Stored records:
◇ ◇ ◇
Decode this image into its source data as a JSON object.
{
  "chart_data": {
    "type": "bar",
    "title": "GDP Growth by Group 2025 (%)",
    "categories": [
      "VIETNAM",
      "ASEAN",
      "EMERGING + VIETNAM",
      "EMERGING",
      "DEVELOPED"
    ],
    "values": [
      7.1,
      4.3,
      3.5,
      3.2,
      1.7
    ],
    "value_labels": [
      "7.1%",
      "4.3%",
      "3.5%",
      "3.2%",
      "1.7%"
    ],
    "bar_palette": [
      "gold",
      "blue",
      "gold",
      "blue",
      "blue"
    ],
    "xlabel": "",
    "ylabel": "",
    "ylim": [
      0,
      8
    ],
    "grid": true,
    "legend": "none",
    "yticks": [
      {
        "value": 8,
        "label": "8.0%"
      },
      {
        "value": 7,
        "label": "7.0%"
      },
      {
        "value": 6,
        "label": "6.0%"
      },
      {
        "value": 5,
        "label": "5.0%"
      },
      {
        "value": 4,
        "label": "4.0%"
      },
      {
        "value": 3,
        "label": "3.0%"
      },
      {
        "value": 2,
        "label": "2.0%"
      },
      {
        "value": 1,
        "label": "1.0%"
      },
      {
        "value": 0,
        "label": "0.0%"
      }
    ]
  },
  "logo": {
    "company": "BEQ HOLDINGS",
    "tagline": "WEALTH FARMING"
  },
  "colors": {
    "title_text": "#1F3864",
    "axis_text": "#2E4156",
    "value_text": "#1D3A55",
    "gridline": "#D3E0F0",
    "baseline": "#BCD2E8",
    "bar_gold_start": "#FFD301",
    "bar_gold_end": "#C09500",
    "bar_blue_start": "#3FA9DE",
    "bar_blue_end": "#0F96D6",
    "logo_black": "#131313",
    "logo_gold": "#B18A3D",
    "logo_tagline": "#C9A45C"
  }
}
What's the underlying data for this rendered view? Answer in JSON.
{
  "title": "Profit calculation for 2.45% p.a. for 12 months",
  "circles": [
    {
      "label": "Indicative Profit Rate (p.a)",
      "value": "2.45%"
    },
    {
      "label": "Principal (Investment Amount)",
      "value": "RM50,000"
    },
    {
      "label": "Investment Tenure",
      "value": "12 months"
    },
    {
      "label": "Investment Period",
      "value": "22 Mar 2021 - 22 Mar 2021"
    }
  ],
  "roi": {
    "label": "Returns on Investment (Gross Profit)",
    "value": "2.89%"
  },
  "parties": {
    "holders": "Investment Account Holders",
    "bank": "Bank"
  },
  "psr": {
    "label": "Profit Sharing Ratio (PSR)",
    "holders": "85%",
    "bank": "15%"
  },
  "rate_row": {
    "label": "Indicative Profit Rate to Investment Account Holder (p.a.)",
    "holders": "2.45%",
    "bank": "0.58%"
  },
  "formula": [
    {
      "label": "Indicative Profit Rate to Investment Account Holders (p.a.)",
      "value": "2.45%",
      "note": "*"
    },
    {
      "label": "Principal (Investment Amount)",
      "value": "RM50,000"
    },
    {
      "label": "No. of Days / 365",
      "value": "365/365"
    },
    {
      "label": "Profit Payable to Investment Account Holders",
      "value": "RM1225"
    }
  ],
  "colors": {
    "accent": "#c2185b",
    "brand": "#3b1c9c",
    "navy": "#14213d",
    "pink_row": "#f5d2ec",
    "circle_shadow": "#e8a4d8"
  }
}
◇ ◇ ◇
■ **WHAT YOU NEED TO DO**
Would you restate each of the entries word for word?

■ **WRITTEN ANSWER**
Decode this image into its source data as a JSON object.
{
  "chart_data": {
    "type": "bar",
    "title": "GDP Growth by Group 2025 (%)",
    "categories": [
      "VIETNAM",
      "ASEAN",
      "EMERGING + VIETNAM",
      "EMERGING",
      "DEVELOPED"
    ],
    "values": [
      7.1,
      4.3,
      3.5,
      3.2,
      1.7
    ],
    "value_labels": [
      "7.1%",
      "4.3%",
      "3.5%",
      "3.2%",
      "1.7%"
    ],
    "bar_palette": [
      "gold",
      "blue",
      "gold",
      "blue",
      "blue"
    ],
    "xlabel": "",
    "ylabel": "",
    "ylim": [
      0,
      8
    ],
    "grid": true,
    "legend": "none",
    "yticks": [
      {
        "value": 8,
        "label": "8.0%"
      },
      {
        "value": 7,
        "label": "7.0%"
      },
      {
        "value": 6,
        "label": "6.0%"
      },
      {
        "value": 5,
        "label": "5.0%"
      },
      {
        "value": 4,
        "label": "4.0%"
      },
      {
        "value": 3,
        "label": "3.0%"
      },
      {
        "value": 2,
        "label": "2.0%"
      },
      {
        "value": 1,
        "label": "1.0%"
      },
      {
        "value": 0,
        "label": "0.0%"
      }
    ]
  },
  "logo": {
    "company": "BEQ HOLDINGS",
    "tagline": "WEALTH FARMING"
  },
  "colors": {
    "title_text": "#1F3864",
    "axis_text": "#2E4156",
    "value_text": "#1D3A55",
    "gridline": "#D3E0F0",
    "baseline": "#BCD2E8",
    "bar_gold_start": "#FFD301",
    "bar_gold_end": "#C09500",
    "bar_blue_start": "#3FA9DE",
    "bar_blue_end": "#0F96D6",
    "logo_black": "#131313",
    "logo_gold": "#B18A3D",
    "logo_tagline": "#C9A45C"
  }
}
What's the underlying data for this rendered view? Answer in JSON.
{
  "title": "Profit calculation for 2.45% p.a. for 12 months",
  "circles": [
    {
      "label": "Indicative Profit Rate (p.a)",
      "value": "2.45%"
    },
    {
      "label": "Principal (Investment Amount)",
      "value": "RM50,000"
    },
    {
      "label": "Investment Tenure",
      "value": "12 months"
    },
    {
      "label": "Investment Period",
      "value": "22 Mar 2021 - 22 Mar 2021"
    }
  ],
  "roi": {
    "label": "Returns on Investment (Gross Profit)",
    "value": "2.89%"
  },
  "parties": {
    "holders": "Investment Account Holders",
    "bank": "Bank"
  },
  "psr": {
    "label": "Profit Sharing Ratio (PSR)",
    "holders": "85%",
    "bank": "15%"
  },
  "rate_row": {
    "label": "Indicative Profit Rate to Investment Account Holder (p.a.)",
    "holders": "2.45%",
    "bank": "0.58%"
  },
  "formula": [
    {
      "label": "Indicative Profit Rate to Investment Account Holders (p.a.)",
      "value": "2.45%",
      "note": "*"
    },
    {
      "label": "Principal (Investment Amount)",
      "value": "RM50,000"
    },
    {
      "label": "No. of Days / 365",
      "value": "365/365"
    },
    {
      "label": "Profit Payable to Investment Account Holders",
      "value": "RM1225"
    }
  ],
  "colors": {
    "accent": "#c2185b",
    "brand": "#3b1c9c",
    "navy": "#14213d",
    "pink_row": "#f5d2ec",
    "circle_shadow": "#e8a4d8"
  }
}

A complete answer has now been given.